_Dataset entries_
━━━━━━━━━━━━━━━━

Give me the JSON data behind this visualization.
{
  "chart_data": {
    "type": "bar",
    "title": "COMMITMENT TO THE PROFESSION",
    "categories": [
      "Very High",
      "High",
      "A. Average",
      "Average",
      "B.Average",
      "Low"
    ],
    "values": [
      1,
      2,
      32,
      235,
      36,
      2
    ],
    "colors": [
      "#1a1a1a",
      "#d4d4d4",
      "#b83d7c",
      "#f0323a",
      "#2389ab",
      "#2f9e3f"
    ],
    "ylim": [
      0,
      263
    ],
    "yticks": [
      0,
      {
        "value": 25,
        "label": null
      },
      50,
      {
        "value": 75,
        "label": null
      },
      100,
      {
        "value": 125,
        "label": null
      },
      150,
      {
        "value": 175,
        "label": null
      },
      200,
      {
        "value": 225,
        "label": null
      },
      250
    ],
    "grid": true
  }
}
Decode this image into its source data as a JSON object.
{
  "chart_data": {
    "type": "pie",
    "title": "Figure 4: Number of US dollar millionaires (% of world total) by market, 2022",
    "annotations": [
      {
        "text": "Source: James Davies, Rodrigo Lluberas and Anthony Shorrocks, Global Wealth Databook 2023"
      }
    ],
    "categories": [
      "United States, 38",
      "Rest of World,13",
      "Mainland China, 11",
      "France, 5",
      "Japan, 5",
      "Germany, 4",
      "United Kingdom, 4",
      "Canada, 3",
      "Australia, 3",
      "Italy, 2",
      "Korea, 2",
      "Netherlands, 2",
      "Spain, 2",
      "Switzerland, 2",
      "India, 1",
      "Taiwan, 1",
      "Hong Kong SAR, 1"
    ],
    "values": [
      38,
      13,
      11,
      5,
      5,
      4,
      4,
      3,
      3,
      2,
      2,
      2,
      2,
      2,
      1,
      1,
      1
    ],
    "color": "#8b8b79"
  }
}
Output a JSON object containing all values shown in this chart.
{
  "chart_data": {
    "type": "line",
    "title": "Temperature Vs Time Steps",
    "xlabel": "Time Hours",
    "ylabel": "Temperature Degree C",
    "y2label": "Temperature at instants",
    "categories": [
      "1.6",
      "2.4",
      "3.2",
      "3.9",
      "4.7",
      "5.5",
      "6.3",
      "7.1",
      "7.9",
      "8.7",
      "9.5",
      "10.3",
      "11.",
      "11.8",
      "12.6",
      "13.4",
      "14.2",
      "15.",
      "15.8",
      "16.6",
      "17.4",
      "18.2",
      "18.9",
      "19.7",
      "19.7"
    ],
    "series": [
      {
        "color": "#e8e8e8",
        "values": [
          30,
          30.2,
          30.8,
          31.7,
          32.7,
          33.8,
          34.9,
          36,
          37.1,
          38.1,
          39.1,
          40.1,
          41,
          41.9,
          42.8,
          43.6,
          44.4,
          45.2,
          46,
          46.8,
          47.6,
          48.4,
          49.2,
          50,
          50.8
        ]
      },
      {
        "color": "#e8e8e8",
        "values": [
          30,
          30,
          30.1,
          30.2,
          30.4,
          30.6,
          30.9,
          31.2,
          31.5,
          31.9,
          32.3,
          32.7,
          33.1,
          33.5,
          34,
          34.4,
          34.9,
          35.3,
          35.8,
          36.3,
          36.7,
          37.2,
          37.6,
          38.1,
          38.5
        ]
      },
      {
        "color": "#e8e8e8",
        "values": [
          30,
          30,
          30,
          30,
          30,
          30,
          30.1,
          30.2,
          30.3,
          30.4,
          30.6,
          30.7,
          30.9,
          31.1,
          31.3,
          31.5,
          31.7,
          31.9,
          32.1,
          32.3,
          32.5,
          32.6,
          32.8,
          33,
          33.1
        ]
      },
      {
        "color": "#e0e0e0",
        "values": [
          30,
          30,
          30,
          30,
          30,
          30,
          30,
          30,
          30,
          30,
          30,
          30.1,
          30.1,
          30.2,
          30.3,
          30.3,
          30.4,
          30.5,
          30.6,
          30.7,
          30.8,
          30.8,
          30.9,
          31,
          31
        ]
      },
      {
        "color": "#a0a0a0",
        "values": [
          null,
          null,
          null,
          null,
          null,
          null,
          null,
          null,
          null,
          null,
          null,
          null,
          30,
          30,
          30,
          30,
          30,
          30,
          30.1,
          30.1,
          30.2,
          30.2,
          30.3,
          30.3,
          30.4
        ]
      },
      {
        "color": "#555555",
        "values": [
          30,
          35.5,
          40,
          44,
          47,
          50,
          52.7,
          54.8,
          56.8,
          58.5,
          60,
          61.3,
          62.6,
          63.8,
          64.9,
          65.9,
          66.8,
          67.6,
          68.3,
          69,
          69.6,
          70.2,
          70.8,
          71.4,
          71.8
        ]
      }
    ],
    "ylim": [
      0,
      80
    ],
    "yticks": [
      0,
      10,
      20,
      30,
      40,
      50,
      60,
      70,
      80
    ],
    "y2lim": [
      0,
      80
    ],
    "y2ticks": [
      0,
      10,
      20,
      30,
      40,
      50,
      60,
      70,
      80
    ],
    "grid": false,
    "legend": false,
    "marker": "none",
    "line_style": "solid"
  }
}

━━━━━━━━━━━━━━━━

_Your task_
Your task is to quote the listing above word for word.

_Worked solution_
Give me the JSON data behind this visualization.
{
  "chart_data": {
    "type": "bar",
    "title": "COMMITMENT TO THE PROFESSION",
    "categories": [
      "Very High",
      "High",
      "A. Average",
      "Average",
      "B.Average",
      "Low"
    ],
    "values": [
      1,
      2,
      32,
      235,
      36,
      2
    ],
    "colors": [
      "#1a1a1a",
      "#d4d4d4",
      "#b83d7c",
      "#f0323a",
      "#2389ab",
      "#2f9e3f"
    ],
    "ylim": [
      0,
      263
    ],
    "yticks": [
      0,
      {
        "value": 25,
        "label": null
      },
      50,
      {
        "value": 75,
        "label": null
      },
      100,
      {
        "value": 125,
        "label": null
      },
      150,
      {
        "value": 175,
        "label": null
      },
      200,
      {
        "value": 225,
        "label": null
      },
      250
    ],
    "grid": true
  }
}
Decode this image into its source data as a JSON object.
{
  "chart_data": {
    "type": "pie",
    "title": "Figure 4: Number of US dollar millionaires (% of world total) by market, 2022",
    "annotations": [
      {
        "text": "Source: James Davies, Rodrigo Lluberas and Anthony Shorrocks, Global Wealth Databook 2023"
      }
    ],
    "categories": [
      "United States, 38",
      "Rest of World,13",
      "Mainland China, 11",
      "France, 5",
      "Japan, 5",
      "Germany, 4",
      "United Kingdom, 4",
      "Canada, 3",
      "Australia, 3",
      "Italy, 2",
      "Korea, 2",
      "Netherlands, 2",
      "Spain, 2",
      "Switzerland, 2",
      "India, 1",
      "Taiwan, 1",
      "Hong Kong SAR, 1"
    ],
    "values": [
      38,
      13,
      11,
      5,
      5,
      4,
      4,
      3,
      3,
      2,
      2,
      2,
      2,
      2,
      1,
      1,
      1
    ],
    "color": "#8b8b79"
  }
}
Output a JSON object containing all values shown in this chart.
{
  "chart_data": {
    "type": "line",
    "title": "Temperature Vs Time Steps",
    "xlabel": "Time Hours",
    "ylabel": "Temperature Degree C",
    "y2label": "Temperature at instants",
    "categories": [
      "1.6",
      "2.4",
      "3.2",
      "3.9",
      "4.7",
      "5.5",
      "6.3",
      "7.1",
      "7.9",
      "8.7",
      "9.5",
      "10.3",
      "11.",
      "11.8",
      "12.6",
      "13.4",
      "14.2",
      "15.",
      "15.8",
      "16.6",
      "17.4",
      "18.2",
      "18.9",
      "19.7",
      "19.7"
    ],
    "series": [
      {
        "color": "#e8e8e8",
        "values": [
          30,
          30.2,
          30.8,
          31.7,
          32.7,
          33.8,
          34.9,
          36,
          37.1,
          38.1,
          39.1,
          40.1,
          41,
          41.9,
          42.8,
          43.6,
          44.4,
          45.2,
          46,
          46.8,
          47.6,
          48.4,
          49.2,
          50,
          50.8
        ]
      },
      {
        "color": "#e8e8e8",
        "values": [
          30,
          30,
          30.1,
          30.2,
          30.4,
          30.6,
          30.9,
          31.2,
          31.5,
          31.9,
          32.3,
          32.7,
          33.1,
          33.5,
          34,
          34.4,
          34.9,
          35.3,
          35.8,
          36.3,
          36.7,
          37.2,
          37.6,
          38.1,
          38.5
        ]
      },
      {
        "color": "#e8e8e8",
        "values": [
          30,
          30,
          30,
          30,
          30,
          30,
          30.1,
          30.2,
          30.3,
          30.4,
          30.6,
          30.7,
          30.9,
          31.1,
          31.3,
          31.5,
          31.7,
          31.9,
          32.1,
          32.3,
          32.5,
          32.6,
          32.8,
          33,
          33.1
        ]
      },
      {
        "color": "#e0e0e0",
        "values": [
          30,
          30,
          30,
          30,
          30,
          30,
          30,
          30,
          30,
          30,
          30,
          30.1,
          30.1,
          30.2,
          30.3,
          30.3,
          30.4,
          30.5,
          30.6,
          30.7,
          30.8,
          30.8,
          30.9,
          31,
          31
        ]
      },
      {
        "color": "#a0a0a0",
        "values": [
          null,
          null,
          null,
          null,
          null,
          null,
          null,
          null,
          null,
          null,
          null,
          null,
          30,
          30,
          30,
          30,
          30,
          30,
          30.1,
          30.1,
          30.2,
          30.2,
          30.3,
          30.3,
          30.4
        ]
      },
      {
        "color": "#555555",
        "values": [
          30,
          35.5,
          40,
          44,
          47,
          50,
          52.7,
          54.8,
          56.8,
          58.5,
          60,
          61.3,
          62.6,
          63.8,
          64.9,
          65.9,
          66.8,
          67.6,
          68.3,
          69,
          69.6,
          70.2,
          70.8,
          71.4,
          71.8
        ]
      }
    ],
    "ylim": [
      0,
      80
    ],
    "yticks": [
      0,
      10,
      20,
      30,
      40,
      50,
      60,
      70,
      80
    ],
    "y2lim": [
      0,
      80
    ],
    "y2ticks": [
      0,
      10,
      20,
      30,
      40,
      50,
      60,
      70,
      80
    ],
    "grid": false,
    "legend": false,
    "marker": "none",
    "line_style": "solid"
  }
}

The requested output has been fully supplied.